- [Goal] Extract the records in full, leaving every picture out.

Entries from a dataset
☆ ☆ ☆ ☆ ☆ ☆ ☆
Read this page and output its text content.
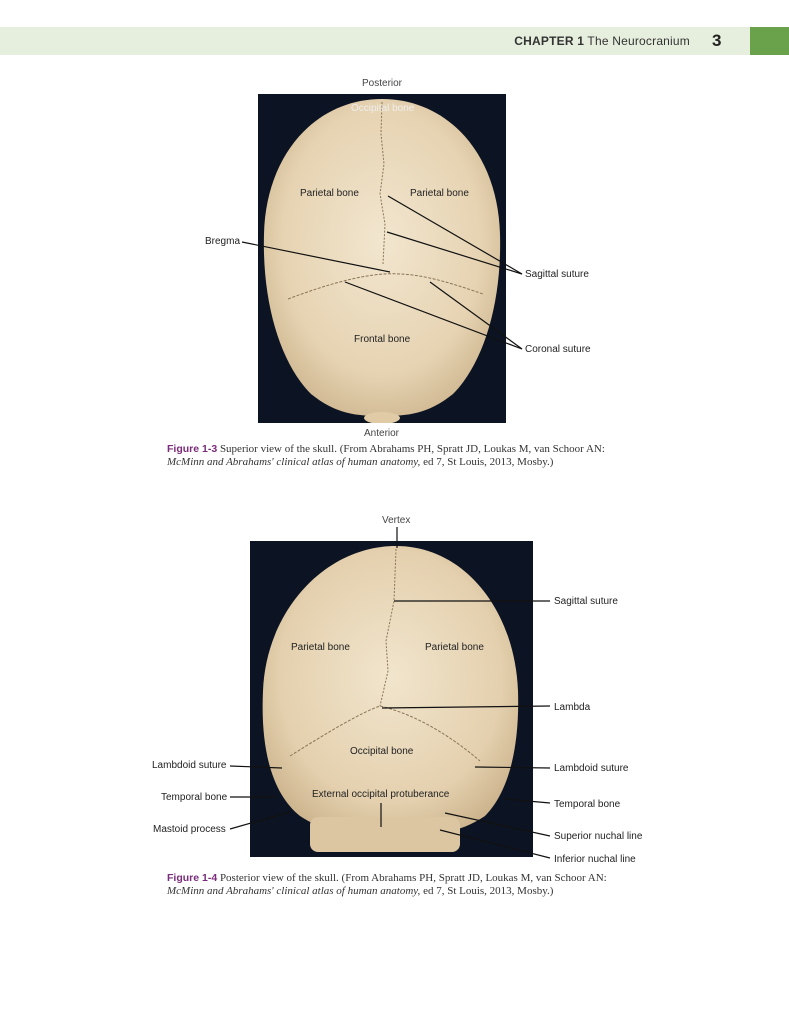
CHAPTER 1 The Neurocranium 3
Posterior
Occipital bone
Parietal bone	Parietal bone
Bregma
Sagittal suture
Frontal bone
Coronal suture
Anterior
Figure 1-3 Superior view of the skull. (From Abrahams PH, Spratt JD, Loukas M, van Schoor AN:
McMinn and Abrahams' clinical atlas of human anatomy, ed 7, St Louis, 2013, Mosby.)
Vertex
Sagittal suture
Parietal bone	Parietal bone
Lambda
Occipital bone
Lambdoid suture	Lambdoid suture
External occipital protuberance
Temporal bone
Temporal bone
Mastoid process
Superior nuchal line
Inferior nuchal line
Figure 1-4 Posterior view of the skull. (From Abrahams PH, Spratt JD, Loukas M, van Schoor AN:
McMinn and Abrahams' clinical atlas of human anatomy, ed 7, St Louis, 2013, Mosby.)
☆ ☆ ☆ ☆ ☆ ☆ ☆
- [Task response]
Read this page and output its text content.
CHAPTER 1 The Neurocranium 3
Posterior
Occipital bone
Parietal bone	Parietal bone
Bregma
Sagittal suture
Frontal bone
Coronal suture
Anterior
Figure 1-3 Superior view of the skull. (From Abrahams PH, Spratt JD, Loukas M, van Schoor AN:
McMinn and Abrahams' clinical atlas of human anatomy, ed 7, St Louis, 2013, Mosby.)
Vertex
Sagittal suture
Parietal bone	Parietal bone
Lambda
Occipital bone
Lambdoid suture	Lambdoid suture
External occipital protuberance
Temporal bone
Temporal bone
Mastoid process
Superior nuchal line
Inferior nuchal line
Figure 1-4 Posterior view of the skull. (From Abrahams PH, Spratt JD, Loukas M, van Schoor AN:
McMinn and Abrahams' clinical atlas of human anatomy, ed 7, St Louis, 2013, Mosby.)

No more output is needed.